Problem details: Identify the lines that include the word "JSON", then copy all of them.

--- START OF Given information ---

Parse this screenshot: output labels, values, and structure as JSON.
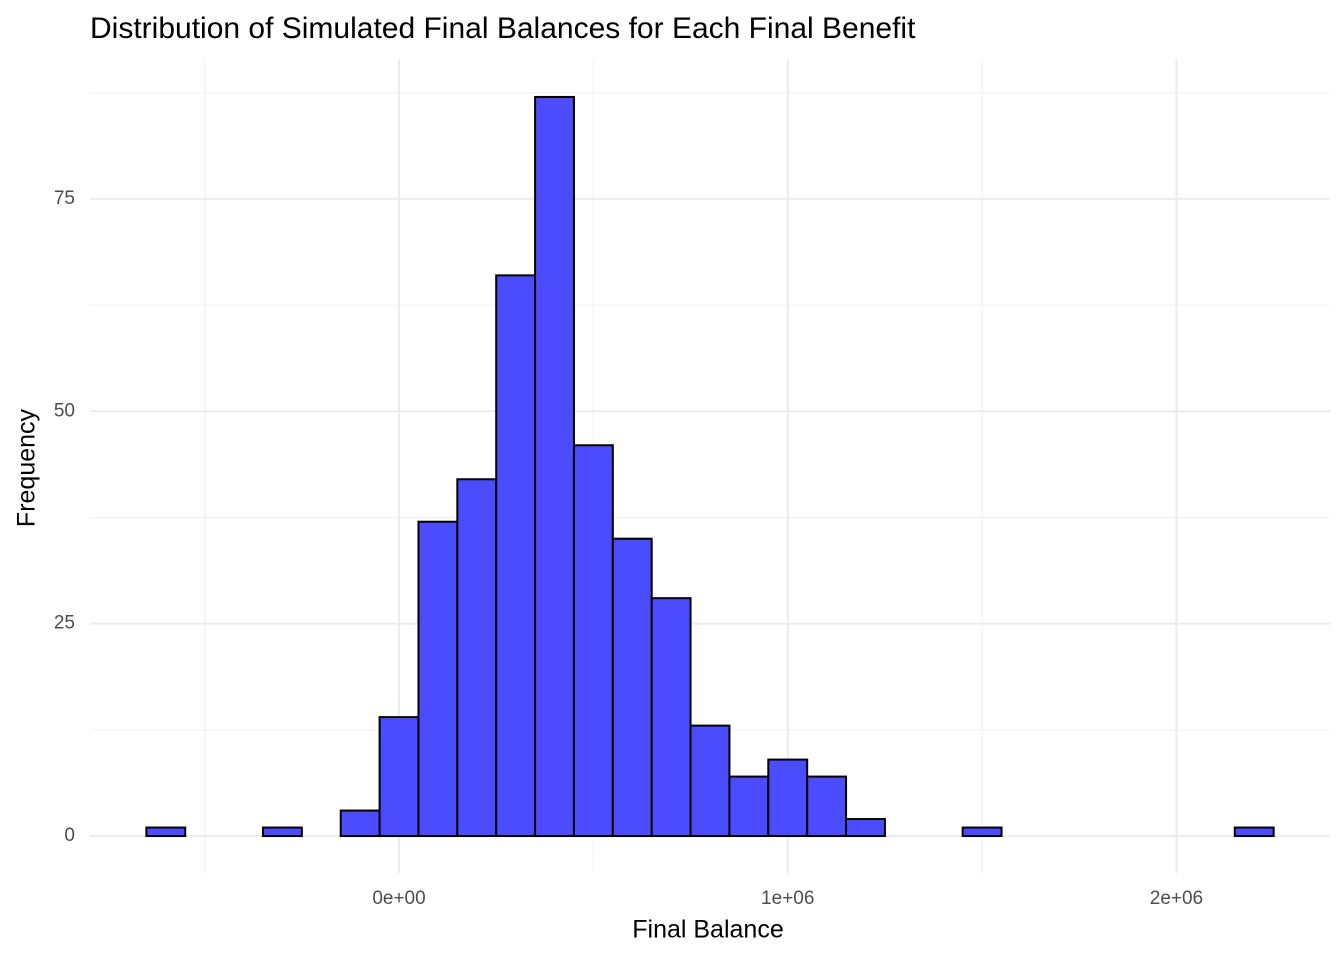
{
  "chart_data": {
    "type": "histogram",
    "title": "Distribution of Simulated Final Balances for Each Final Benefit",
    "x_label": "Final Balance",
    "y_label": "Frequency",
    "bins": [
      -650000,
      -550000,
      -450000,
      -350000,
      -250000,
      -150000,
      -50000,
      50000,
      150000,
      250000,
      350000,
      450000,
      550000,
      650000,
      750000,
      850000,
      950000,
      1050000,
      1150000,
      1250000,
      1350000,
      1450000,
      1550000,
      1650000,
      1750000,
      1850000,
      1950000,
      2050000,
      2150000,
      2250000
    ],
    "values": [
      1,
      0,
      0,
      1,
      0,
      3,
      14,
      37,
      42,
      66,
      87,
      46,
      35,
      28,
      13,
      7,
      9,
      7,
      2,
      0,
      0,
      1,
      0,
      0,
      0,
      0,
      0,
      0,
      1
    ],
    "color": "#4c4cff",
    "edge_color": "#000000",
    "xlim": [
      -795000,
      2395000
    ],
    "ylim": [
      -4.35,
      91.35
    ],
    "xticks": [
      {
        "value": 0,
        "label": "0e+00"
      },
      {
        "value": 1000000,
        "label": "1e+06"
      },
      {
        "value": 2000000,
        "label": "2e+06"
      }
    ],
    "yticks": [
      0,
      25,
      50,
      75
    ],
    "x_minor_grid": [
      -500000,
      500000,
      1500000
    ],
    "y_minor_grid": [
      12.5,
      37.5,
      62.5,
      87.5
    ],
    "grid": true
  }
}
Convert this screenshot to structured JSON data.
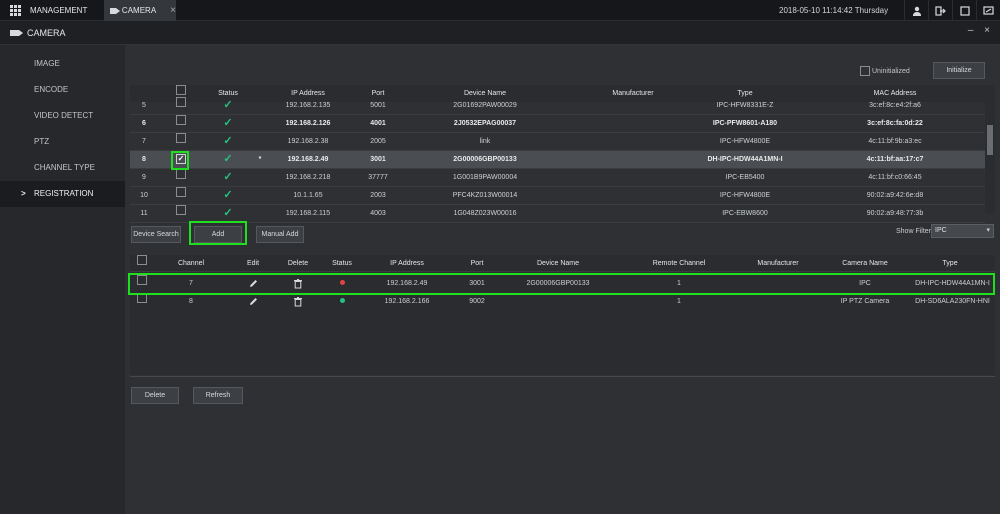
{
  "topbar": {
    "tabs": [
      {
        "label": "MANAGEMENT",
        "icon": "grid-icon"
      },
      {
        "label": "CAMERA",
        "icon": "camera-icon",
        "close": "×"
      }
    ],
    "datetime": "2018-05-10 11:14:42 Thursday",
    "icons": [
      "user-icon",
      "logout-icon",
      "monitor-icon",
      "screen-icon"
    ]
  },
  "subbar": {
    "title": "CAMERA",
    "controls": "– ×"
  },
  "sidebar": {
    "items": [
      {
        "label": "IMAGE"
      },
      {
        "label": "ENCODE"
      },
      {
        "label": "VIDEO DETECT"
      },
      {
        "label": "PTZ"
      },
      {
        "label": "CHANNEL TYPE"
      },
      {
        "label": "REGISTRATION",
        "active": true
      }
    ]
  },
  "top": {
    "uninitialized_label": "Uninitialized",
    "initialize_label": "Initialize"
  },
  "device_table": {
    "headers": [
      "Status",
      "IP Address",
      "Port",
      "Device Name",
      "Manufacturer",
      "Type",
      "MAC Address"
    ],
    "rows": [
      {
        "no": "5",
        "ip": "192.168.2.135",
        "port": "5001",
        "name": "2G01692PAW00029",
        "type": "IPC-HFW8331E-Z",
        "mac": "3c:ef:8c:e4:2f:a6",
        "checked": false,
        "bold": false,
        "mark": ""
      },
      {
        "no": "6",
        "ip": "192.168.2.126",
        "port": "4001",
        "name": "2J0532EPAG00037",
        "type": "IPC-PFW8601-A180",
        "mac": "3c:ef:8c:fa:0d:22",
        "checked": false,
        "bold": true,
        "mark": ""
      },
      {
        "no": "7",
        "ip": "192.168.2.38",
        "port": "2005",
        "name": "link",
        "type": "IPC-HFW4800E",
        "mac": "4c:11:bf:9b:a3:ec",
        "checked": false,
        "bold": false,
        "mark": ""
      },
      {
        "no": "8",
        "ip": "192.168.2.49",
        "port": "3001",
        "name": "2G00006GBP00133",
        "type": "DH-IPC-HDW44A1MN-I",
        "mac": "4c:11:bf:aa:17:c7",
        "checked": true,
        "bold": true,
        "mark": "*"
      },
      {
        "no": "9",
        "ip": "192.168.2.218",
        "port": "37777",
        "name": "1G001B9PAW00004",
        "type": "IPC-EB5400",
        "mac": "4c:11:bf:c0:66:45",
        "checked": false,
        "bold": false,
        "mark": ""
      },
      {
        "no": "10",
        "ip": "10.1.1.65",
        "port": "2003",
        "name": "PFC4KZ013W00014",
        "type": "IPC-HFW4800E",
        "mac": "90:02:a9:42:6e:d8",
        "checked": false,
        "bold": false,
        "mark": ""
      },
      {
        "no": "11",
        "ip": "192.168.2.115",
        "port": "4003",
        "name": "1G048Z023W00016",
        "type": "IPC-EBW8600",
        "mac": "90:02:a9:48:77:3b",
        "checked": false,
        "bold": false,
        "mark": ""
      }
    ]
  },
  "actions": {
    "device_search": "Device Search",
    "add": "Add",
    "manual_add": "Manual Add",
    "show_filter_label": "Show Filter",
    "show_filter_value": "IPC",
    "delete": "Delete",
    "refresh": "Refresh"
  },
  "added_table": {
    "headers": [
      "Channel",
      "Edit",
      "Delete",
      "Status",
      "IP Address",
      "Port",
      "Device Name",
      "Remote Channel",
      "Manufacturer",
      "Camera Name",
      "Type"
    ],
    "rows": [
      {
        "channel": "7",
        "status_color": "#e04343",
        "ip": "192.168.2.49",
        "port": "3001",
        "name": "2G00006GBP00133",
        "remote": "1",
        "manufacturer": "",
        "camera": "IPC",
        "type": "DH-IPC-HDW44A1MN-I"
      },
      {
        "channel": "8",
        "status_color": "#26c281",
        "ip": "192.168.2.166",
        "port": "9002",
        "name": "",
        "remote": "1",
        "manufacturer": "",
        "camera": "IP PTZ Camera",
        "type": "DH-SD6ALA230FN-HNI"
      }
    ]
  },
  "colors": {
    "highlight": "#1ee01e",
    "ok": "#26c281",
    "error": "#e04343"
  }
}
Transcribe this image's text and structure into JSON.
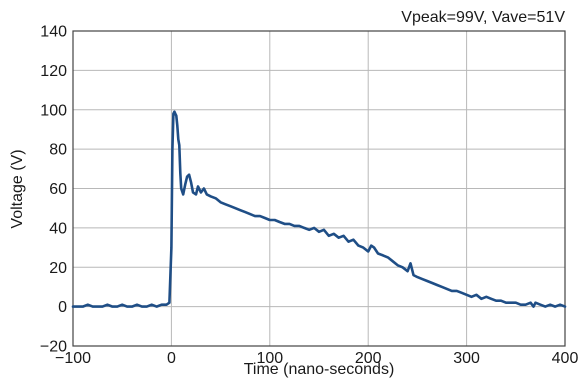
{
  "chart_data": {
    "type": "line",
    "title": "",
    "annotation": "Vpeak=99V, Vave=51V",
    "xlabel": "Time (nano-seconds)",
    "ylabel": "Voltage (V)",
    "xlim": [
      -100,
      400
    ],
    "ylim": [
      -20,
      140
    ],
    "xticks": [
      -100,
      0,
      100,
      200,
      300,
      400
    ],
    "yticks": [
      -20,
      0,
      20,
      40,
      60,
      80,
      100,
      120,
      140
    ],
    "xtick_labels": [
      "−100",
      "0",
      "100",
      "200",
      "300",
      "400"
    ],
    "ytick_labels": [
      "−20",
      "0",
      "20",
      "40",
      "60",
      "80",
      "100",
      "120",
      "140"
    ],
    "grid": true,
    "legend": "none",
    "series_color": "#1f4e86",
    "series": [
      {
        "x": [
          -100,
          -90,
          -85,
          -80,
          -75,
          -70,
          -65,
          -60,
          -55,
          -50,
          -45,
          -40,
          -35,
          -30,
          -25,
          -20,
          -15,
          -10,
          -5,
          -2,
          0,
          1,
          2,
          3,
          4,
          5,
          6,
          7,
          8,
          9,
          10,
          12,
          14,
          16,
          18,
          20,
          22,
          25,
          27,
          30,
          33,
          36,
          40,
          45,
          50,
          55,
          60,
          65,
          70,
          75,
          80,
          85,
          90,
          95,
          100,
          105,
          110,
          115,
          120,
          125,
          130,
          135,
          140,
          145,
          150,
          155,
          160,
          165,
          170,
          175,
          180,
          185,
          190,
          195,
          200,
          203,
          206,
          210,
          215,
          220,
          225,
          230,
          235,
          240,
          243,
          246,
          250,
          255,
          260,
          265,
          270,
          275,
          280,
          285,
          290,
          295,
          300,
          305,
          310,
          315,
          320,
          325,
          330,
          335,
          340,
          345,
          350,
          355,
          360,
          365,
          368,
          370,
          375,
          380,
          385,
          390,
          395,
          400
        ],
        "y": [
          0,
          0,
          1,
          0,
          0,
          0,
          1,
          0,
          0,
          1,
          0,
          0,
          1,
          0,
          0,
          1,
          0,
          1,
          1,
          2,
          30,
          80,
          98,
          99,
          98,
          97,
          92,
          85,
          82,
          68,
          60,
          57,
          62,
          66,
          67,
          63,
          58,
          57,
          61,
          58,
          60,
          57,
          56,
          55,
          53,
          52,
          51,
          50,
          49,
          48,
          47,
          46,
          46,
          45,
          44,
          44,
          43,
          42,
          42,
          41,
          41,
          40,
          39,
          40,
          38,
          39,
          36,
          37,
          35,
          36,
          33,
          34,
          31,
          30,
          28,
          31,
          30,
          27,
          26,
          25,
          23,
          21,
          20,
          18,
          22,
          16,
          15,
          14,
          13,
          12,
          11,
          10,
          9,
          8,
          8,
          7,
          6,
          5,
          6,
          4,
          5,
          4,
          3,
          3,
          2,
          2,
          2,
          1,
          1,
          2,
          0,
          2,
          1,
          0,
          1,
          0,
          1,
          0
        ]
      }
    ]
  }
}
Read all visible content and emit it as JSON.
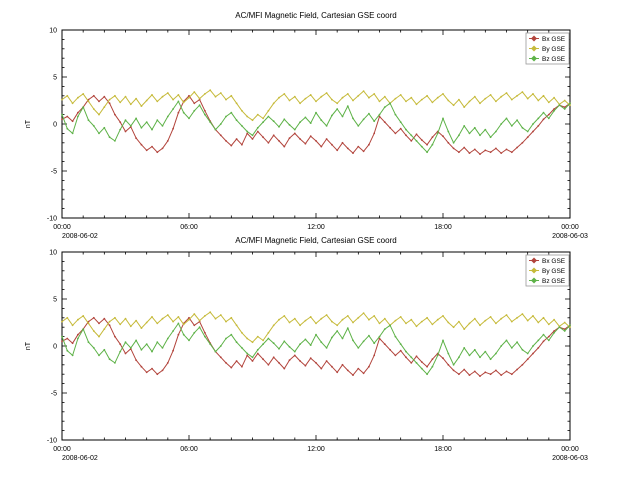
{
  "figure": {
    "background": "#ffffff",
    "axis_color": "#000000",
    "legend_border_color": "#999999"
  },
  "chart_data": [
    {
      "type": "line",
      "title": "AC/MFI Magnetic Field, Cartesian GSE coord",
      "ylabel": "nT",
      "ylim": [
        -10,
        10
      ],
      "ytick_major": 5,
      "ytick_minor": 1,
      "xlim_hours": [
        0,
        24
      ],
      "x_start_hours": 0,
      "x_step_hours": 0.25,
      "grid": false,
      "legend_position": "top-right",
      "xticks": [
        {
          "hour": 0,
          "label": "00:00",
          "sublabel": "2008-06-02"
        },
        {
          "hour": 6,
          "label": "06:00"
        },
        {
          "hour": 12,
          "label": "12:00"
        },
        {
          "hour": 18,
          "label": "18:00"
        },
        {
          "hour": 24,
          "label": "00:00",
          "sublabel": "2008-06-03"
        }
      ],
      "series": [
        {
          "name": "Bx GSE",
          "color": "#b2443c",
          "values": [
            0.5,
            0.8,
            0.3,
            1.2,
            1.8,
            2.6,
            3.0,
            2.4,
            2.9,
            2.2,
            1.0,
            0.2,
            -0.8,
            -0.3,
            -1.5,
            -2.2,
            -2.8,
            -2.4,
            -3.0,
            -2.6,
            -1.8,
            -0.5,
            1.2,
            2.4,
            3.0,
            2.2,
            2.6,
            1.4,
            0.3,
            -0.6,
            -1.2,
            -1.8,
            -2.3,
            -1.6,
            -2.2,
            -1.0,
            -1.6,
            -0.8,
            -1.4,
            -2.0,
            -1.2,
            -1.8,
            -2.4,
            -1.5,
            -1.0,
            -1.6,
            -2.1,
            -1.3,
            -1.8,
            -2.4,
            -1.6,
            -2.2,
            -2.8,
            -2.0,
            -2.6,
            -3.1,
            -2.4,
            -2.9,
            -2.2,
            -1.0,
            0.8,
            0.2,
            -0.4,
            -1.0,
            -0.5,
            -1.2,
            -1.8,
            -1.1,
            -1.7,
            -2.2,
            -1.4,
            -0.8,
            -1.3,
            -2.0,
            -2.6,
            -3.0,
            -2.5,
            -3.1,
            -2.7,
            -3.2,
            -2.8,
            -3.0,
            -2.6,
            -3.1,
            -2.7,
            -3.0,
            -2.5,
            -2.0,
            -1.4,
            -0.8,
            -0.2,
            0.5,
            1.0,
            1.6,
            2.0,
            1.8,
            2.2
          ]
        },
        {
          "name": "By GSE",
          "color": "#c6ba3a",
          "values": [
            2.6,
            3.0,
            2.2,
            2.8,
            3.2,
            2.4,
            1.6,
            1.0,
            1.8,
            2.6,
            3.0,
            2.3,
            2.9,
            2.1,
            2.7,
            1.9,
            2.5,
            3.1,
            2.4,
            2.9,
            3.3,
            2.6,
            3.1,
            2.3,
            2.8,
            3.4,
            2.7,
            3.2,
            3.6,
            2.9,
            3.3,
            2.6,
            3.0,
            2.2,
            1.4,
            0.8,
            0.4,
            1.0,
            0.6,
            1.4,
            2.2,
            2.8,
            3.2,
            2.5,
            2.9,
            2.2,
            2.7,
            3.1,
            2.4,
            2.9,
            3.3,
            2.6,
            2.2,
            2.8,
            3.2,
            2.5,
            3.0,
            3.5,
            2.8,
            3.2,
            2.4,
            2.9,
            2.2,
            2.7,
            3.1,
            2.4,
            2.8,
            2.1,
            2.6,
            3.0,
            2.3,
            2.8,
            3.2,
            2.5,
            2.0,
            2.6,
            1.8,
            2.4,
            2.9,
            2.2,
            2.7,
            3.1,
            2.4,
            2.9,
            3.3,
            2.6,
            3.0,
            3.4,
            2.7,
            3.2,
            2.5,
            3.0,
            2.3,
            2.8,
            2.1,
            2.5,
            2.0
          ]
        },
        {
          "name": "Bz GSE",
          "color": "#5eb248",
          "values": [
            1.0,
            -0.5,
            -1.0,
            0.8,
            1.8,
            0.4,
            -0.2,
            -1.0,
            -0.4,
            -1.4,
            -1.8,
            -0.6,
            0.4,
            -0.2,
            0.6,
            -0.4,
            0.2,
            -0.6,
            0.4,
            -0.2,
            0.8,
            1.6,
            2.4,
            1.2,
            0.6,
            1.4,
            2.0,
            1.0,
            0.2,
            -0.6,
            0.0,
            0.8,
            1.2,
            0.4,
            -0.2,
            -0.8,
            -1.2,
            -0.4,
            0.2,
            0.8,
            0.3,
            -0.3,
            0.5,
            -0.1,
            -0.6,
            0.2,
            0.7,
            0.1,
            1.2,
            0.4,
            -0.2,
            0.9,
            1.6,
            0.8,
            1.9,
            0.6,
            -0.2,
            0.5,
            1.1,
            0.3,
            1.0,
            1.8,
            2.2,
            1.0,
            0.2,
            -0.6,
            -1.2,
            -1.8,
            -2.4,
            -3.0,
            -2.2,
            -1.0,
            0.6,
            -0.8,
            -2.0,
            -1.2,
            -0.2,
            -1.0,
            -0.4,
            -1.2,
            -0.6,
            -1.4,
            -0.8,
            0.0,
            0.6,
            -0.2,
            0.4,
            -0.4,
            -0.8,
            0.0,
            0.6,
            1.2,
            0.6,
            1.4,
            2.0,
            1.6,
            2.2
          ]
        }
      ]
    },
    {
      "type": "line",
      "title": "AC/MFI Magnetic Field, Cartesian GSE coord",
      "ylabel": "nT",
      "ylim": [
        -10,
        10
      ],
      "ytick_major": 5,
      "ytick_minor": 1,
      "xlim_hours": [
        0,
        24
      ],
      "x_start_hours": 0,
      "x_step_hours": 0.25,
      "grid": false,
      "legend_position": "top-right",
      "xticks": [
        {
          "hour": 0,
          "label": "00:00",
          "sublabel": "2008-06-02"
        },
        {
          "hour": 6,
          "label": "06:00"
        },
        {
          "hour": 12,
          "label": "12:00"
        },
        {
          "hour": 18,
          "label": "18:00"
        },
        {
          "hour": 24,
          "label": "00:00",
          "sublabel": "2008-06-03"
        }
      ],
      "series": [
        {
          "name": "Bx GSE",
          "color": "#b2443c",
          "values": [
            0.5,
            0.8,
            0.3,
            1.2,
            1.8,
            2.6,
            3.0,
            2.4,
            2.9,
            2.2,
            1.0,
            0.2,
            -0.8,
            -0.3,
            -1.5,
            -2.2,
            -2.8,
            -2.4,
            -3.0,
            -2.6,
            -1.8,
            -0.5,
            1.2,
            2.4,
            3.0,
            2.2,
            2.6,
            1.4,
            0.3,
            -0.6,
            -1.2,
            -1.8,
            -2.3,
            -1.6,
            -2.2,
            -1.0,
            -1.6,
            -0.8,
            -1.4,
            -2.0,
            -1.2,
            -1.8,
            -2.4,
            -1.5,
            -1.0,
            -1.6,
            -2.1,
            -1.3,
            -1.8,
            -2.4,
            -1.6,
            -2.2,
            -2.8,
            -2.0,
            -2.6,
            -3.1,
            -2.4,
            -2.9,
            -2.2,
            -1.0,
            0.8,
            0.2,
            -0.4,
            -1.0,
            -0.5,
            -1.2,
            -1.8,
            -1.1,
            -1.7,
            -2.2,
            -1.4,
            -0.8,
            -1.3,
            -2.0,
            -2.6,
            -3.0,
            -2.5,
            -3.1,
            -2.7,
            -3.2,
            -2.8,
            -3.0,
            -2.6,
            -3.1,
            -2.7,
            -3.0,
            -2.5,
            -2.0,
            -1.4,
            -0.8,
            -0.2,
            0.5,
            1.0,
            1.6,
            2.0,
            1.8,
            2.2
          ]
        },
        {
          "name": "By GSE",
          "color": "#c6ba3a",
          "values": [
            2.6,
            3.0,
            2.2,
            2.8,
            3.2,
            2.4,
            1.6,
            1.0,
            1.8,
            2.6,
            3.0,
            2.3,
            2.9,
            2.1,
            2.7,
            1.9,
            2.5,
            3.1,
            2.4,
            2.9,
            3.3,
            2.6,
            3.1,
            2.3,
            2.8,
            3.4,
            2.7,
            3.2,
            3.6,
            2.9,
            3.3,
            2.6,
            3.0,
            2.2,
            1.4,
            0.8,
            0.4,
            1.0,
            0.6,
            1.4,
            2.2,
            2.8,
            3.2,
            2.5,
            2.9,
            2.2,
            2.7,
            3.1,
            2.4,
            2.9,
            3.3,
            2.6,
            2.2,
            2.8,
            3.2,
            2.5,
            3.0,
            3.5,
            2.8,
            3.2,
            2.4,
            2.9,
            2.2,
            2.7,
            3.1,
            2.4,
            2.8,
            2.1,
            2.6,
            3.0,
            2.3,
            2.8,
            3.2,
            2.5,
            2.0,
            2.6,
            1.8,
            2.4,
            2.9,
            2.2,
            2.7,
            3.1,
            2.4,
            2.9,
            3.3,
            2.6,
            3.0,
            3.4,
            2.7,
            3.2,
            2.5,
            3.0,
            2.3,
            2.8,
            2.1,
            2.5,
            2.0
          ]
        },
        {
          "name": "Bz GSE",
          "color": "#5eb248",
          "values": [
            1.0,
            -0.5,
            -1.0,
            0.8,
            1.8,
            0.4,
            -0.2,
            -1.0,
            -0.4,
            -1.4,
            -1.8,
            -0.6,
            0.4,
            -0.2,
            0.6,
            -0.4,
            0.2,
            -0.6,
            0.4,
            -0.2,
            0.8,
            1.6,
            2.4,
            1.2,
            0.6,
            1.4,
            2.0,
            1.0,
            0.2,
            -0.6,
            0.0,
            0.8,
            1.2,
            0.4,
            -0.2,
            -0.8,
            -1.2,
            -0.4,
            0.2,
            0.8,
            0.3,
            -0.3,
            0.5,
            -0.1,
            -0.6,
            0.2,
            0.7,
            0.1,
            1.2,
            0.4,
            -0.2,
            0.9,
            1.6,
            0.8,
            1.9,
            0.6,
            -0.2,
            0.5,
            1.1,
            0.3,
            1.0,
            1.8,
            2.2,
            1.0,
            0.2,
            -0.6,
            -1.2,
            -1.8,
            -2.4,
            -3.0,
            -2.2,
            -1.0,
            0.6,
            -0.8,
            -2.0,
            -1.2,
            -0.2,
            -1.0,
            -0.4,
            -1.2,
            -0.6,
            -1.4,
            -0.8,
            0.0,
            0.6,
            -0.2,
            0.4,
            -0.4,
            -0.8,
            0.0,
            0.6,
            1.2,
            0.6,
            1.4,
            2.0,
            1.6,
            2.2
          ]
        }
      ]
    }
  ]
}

--- END OF Given information ---

Answer to this task:
Parse this screenshot: output labels, values, and structure as JSON.
Convert this screenshot to structured JSON data.
Transcribe this image's text and structure into JSON.
Read all visible content and emit it as JSON.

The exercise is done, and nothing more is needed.